STATED GOAL ▸ Each record must be reproduced exactly as it is shown.

━━━ RECORDS FOR PROCESSING ━━━

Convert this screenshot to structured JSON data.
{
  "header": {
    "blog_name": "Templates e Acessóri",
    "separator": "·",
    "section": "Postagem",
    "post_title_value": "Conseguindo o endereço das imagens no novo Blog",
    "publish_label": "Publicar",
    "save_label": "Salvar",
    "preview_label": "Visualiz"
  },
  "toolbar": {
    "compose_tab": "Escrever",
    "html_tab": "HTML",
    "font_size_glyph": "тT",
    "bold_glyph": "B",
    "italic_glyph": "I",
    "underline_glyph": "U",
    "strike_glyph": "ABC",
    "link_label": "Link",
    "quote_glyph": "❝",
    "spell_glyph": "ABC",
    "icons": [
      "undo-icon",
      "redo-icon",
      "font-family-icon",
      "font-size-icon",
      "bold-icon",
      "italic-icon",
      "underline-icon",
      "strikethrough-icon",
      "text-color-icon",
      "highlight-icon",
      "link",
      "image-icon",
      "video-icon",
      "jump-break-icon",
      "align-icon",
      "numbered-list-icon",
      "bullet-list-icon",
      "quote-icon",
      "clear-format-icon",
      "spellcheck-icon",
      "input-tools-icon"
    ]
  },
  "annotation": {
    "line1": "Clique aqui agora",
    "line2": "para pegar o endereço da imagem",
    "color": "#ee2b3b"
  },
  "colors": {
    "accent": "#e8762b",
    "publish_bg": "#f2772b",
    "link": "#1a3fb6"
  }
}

━━━

OUTPUT FOR THIS TASK ▸
Convert this screenshot to structured JSON data.
{
  "header": {
    "blog_name": "Templates e Acessóri",
    "separator": "·",
    "section": "Postagem",
    "post_title_value": "Conseguindo o endereço das imagens no novo Blog",
    "publish_label": "Publicar",
    "save_label": "Salvar",
    "preview_label": "Visualiz"
  },
  "toolbar": {
    "compose_tab": "Escrever",
    "html_tab": "HTML",
    "font_size_glyph": "тT",
    "bold_glyph": "B",
    "italic_glyph": "I",
    "underline_glyph": "U",
    "strike_glyph": "ABC",
    "link_label": "Link",
    "quote_glyph": "❝",
    "spell_glyph": "ABC",
    "icons": [
      "undo-icon",
      "redo-icon",
      "font-family-icon",
      "font-size-icon",
      "bold-icon",
      "italic-icon",
      "underline-icon",
      "strikethrough-icon",
      "text-color-icon",
      "highlight-icon",
      "link",
      "image-icon",
      "video-icon",
      "jump-break-icon",
      "align-icon",
      "numbered-list-icon",
      "bullet-list-icon",
      "quote-icon",
      "clear-format-icon",
      "spellcheck-icon",
      "input-tools-icon"
    ]
  },
  "annotation": {
    "line1": "Clique aqui agora",
    "line2": "para pegar o endereço da imagem",
    "color": "#ee2b3b"
  },
  "colors": {
    "accent": "#e8762b",
    "publish_bg": "#f2772b",
    "link": "#1a3fb6"
  }
}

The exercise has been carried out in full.